Rows -
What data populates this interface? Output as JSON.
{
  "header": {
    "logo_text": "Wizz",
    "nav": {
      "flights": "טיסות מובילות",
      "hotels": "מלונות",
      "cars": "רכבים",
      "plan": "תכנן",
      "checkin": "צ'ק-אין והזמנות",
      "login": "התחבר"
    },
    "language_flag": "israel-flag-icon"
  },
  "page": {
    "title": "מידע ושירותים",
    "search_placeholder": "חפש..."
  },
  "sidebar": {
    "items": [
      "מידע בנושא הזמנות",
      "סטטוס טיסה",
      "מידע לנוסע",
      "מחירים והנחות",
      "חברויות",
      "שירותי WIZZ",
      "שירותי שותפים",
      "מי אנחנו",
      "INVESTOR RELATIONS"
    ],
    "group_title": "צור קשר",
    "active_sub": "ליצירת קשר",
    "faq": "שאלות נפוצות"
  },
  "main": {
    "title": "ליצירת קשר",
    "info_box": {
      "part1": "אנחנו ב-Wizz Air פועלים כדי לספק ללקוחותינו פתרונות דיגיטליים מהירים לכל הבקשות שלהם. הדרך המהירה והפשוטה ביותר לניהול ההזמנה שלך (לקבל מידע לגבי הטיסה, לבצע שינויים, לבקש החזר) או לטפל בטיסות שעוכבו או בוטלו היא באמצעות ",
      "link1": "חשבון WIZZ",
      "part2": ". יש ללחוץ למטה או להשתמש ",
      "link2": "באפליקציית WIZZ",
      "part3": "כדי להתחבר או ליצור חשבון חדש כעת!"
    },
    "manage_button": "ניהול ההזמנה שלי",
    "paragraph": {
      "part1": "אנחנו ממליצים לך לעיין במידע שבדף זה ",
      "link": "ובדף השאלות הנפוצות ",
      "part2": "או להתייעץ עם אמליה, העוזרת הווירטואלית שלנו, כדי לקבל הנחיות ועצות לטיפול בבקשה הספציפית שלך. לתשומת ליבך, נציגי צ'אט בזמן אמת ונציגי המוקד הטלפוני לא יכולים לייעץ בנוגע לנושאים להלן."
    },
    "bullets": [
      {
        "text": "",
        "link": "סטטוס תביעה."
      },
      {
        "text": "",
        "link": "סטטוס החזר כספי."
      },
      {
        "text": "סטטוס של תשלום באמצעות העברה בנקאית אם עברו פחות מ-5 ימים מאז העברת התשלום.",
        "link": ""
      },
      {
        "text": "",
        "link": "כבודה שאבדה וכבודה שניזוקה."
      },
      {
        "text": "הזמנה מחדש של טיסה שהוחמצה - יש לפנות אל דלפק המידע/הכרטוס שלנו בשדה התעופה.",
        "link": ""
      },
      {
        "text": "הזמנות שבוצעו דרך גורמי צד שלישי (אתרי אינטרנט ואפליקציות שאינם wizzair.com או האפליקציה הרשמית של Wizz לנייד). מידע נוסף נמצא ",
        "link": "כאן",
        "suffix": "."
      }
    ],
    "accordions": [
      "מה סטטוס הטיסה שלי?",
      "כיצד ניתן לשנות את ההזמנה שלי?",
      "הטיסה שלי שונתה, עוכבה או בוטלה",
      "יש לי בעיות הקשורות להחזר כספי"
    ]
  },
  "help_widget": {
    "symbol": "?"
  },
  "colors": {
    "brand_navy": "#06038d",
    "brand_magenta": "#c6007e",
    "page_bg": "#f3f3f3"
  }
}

Instructions for the task - Extract all of the data exactly as written.

Solved exercise -
What data populates this interface? Output as JSON.
{
  "header": {
    "logo_text": "Wizz",
    "nav": {
      "flights": "טיסות מובילות",
      "hotels": "מלונות",
      "cars": "רכבים",
      "plan": "תכנן",
      "checkin": "צ'ק-אין והזמנות",
      "login": "התחבר"
    },
    "language_flag": "israel-flag-icon"
  },
  "page": {
    "title": "מידע ושירותים",
    "search_placeholder": "חפש..."
  },
  "sidebar": {
    "items": [
      "מידע בנושא הזמנות",
      "סטטוס טיסה",
      "מידע לנוסע",
      "מחירים והנחות",
      "חברויות",
      "שירותי WIZZ",
      "שירותי שותפים",
      "מי אנחנו",
      "INVESTOR RELATIONS"
    ],
    "group_title": "צור קשר",
    "active_sub": "ליצירת קשר",
    "faq": "שאלות נפוצות"
  },
  "main": {
    "title": "ליצירת קשר",
    "info_box": {
      "part1": "אנחנו ב-Wizz Air פועלים כדי לספק ללקוחותינו פתרונות דיגיטליים מהירים לכל הבקשות שלהם. הדרך המהירה והפשוטה ביותר לניהול ההזמנה שלך (לקבל מידע לגבי הטיסה, לבצע שינויים, לבקש החזר) או לטפל בטיסות שעוכבו או בוטלו היא באמצעות ",
      "link1": "חשבון WIZZ",
      "part2": ". יש ללחוץ למטה או להשתמש ",
      "link2": "באפליקציית WIZZ",
      "part3": "כדי להתחבר או ליצור חשבון חדש כעת!"
    },
    "manage_button": "ניהול ההזמנה שלי",
    "paragraph": {
      "part1": "אנחנו ממליצים לך לעיין במידע שבדף זה ",
      "link": "ובדף השאלות הנפוצות ",
      "part2": "או להתייעץ עם אמליה, העוזרת הווירטואלית שלנו, כדי לקבל הנחיות ועצות לטיפול בבקשה הספציפית שלך. לתשומת ליבך, נציגי צ'אט בזמן אמת ונציגי המוקד הטלפוני לא יכולים לייעץ בנוגע לנושאים להלן."
    },
    "bullets": [
      {
        "text": "",
        "link": "סטטוס תביעה."
      },
      {
        "text": "",
        "link": "סטטוס החזר כספי."
      },
      {
        "text": "סטטוס של תשלום באמצעות העברה בנקאית אם עברו פחות מ-5 ימים מאז העברת התשלום.",
        "link": ""
      },
      {
        "text": "",
        "link": "כבודה שאבדה וכבודה שניזוקה."
      },
      {
        "text": "הזמנה מחדש של טיסה שהוחמצה - יש לפנות אל דלפק המידע/הכרטוס שלנו בשדה התעופה.",
        "link": ""
      },
      {
        "text": "הזמנות שבוצעו דרך גורמי צד שלישי (אתרי אינטרנט ואפליקציות שאינם wizzair.com או האפליקציה הרשמית של Wizz לנייד). מידע נוסף נמצא ",
        "link": "כאן",
        "suffix": "."
      }
    ],
    "accordions": [
      "מה סטטוס הטיסה שלי?",
      "כיצד ניתן לשנות את ההזמנה שלי?",
      "הטיסה שלי שונתה, עוכבה או בוטלה",
      "יש לי בעיות הקשורות להחזר כספי"
    ]
  },
  "help_widget": {
    "symbol": "?"
  },
  "colors": {
    "brand_navy": "#06038d",
    "brand_magenta": "#c6007e",
    "page_bg": "#f3f3f3"
  }
}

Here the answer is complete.